* _Dataset records_
━━━━━━━━━━━━━━━━

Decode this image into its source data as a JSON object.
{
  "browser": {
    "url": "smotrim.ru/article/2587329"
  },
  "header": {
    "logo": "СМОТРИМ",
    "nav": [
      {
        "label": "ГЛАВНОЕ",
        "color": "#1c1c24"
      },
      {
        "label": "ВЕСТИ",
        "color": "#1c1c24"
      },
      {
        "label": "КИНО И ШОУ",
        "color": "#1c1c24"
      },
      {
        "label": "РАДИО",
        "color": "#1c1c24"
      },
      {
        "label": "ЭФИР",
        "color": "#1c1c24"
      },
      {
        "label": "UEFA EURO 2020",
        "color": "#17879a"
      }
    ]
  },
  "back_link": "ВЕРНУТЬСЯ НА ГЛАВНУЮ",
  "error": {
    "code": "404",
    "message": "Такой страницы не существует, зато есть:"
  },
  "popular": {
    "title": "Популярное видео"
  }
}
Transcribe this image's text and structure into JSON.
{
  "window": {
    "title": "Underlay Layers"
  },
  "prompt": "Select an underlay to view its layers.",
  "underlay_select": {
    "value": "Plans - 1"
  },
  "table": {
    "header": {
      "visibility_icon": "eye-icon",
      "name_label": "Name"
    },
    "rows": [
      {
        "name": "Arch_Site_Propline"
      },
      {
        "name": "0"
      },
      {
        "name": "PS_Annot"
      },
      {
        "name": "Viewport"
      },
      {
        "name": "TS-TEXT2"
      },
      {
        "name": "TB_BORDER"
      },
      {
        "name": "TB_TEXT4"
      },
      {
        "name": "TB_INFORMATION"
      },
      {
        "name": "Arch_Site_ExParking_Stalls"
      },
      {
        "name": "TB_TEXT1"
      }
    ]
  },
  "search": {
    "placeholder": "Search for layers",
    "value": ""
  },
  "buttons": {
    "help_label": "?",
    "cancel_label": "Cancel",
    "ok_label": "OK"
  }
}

━━━━━━━━━━━━━━━━

* _PROMPT_
From the listing above, extract every line exactly as it stands.

* _ANSWER IN FULL_
Decode this image into its source data as a JSON object.
{
  "browser": {
    "url": "smotrim.ru/article/2587329"
  },
  "header": {
    "logo": "СМОТРИМ",
    "nav": [
      {
        "label": "ГЛАВНОЕ",
        "color": "#1c1c24"
      },
      {
        "label": "ВЕСТИ",
        "color": "#1c1c24"
      },
      {
        "label": "КИНО И ШОУ",
        "color": "#1c1c24"
      },
      {
        "label": "РАДИО",
        "color": "#1c1c24"
      },
      {
        "label": "ЭФИР",
        "color": "#1c1c24"
      },
      {
        "label": "UEFA EURO 2020",
        "color": "#17879a"
      }
    ]
  },
  "back_link": "ВЕРНУТЬСЯ НА ГЛАВНУЮ",
  "error": {
    "code": "404",
    "message": "Такой страницы не существует, зато есть:"
  },
  "popular": {
    "title": "Популярное видео"
  }
}
Transcribe this image's text and structure into JSON.
{
  "window": {
    "title": "Underlay Layers"
  },
  "prompt": "Select an underlay to view its layers.",
  "underlay_select": {
    "value": "Plans - 1"
  },
  "table": {
    "header": {
      "visibility_icon": "eye-icon",
      "name_label": "Name"
    },
    "rows": [
      {
        "name": "Arch_Site_Propline"
      },
      {
        "name": "0"
      },
      {
        "name": "PS_Annot"
      },
      {
        "name": "Viewport"
      },
      {
        "name": "TS-TEXT2"
      },
      {
        "name": "TB_BORDER"
      },
      {
        "name": "TB_TEXT4"
      },
      {
        "name": "TB_INFORMATION"
      },
      {
        "name": "Arch_Site_ExParking_Stalls"
      },
      {
        "name": "TB_TEXT1"
      }
    ]
  },
  "search": {
    "placeholder": "Search for layers",
    "value": ""
  },
  "buttons": {
    "help_label": "?",
    "cancel_label": "Cancel",
    "ok_label": "OK"
  }
}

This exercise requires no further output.